→ **STATED GOAL**
Set down each record exactly as written.

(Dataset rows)
>> Begin

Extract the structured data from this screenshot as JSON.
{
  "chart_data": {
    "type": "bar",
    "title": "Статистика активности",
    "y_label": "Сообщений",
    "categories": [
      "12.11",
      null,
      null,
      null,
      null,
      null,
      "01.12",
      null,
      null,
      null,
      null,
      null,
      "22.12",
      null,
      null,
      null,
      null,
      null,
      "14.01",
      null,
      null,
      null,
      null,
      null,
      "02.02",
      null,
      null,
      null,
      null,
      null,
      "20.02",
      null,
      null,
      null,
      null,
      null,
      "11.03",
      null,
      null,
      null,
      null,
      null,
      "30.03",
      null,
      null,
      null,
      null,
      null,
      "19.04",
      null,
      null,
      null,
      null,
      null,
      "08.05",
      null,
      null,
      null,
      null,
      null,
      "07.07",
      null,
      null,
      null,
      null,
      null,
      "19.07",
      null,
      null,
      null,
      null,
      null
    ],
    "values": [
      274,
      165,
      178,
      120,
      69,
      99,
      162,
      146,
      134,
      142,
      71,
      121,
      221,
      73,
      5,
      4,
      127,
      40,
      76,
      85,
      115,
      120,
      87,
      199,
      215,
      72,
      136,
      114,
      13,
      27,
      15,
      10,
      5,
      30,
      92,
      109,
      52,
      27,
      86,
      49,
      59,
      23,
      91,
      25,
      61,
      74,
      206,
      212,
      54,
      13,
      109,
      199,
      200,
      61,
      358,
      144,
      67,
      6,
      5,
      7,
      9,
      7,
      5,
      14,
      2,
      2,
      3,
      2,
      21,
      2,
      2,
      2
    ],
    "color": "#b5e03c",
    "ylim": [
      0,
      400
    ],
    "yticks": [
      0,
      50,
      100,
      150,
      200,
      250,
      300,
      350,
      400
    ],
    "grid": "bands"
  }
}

>> End

→ **COMPLETED TASK**
Extract the structured data from this screenshot as JSON.
{
  "chart_data": {
    "type": "bar",
    "title": "Статистика активности",
    "y_label": "Сообщений",
    "categories": [
      "12.11",
      null,
      null,
      null,
      null,
      null,
      "01.12",
      null,
      null,
      null,
      null,
      null,
      "22.12",
      null,
      null,
      null,
      null,
      null,
      "14.01",
      null,
      null,
      null,
      null,
      null,
      "02.02",
      null,
      null,
      null,
      null,
      null,
      "20.02",
      null,
      null,
      null,
      null,
      null,
      "11.03",
      null,
      null,
      null,
      null,
      null,
      "30.03",
      null,
      null,
      null,
      null,
      null,
      "19.04",
      null,
      null,
      null,
      null,
      null,
      "08.05",
      null,
      null,
      null,
      null,
      null,
      "07.07",
      null,
      null,
      null,
      null,
      null,
      "19.07",
      null,
      null,
      null,
      null,
      null
    ],
    "values": [
      274,
      165,
      178,
      120,
      69,
      99,
      162,
      146,
      134,
      142,
      71,
      121,
      221,
      73,
      5,
      4,
      127,
      40,
      76,
      85,
      115,
      120,
      87,
      199,
      215,
      72,
      136,
      114,
      13,
      27,
      15,
      10,
      5,
      30,
      92,
      109,
      52,
      27,
      86,
      49,
      59,
      23,
      91,
      25,
      61,
      74,
      206,
      212,
      54,
      13,
      109,
      199,
      200,
      61,
      358,
      144,
      67,
      6,
      5,
      7,
      9,
      7,
      5,
      14,
      2,
      2,
      3,
      2,
      21,
      2,
      2,
      2
    ],
    "color": "#b5e03c",
    "ylim": [
      0,
      400
    ],
    "yticks": [
      0,
      50,
      100,
      150,
      200,
      250,
      300,
      350,
      400
    ],
    "grid": "bands"
  }
}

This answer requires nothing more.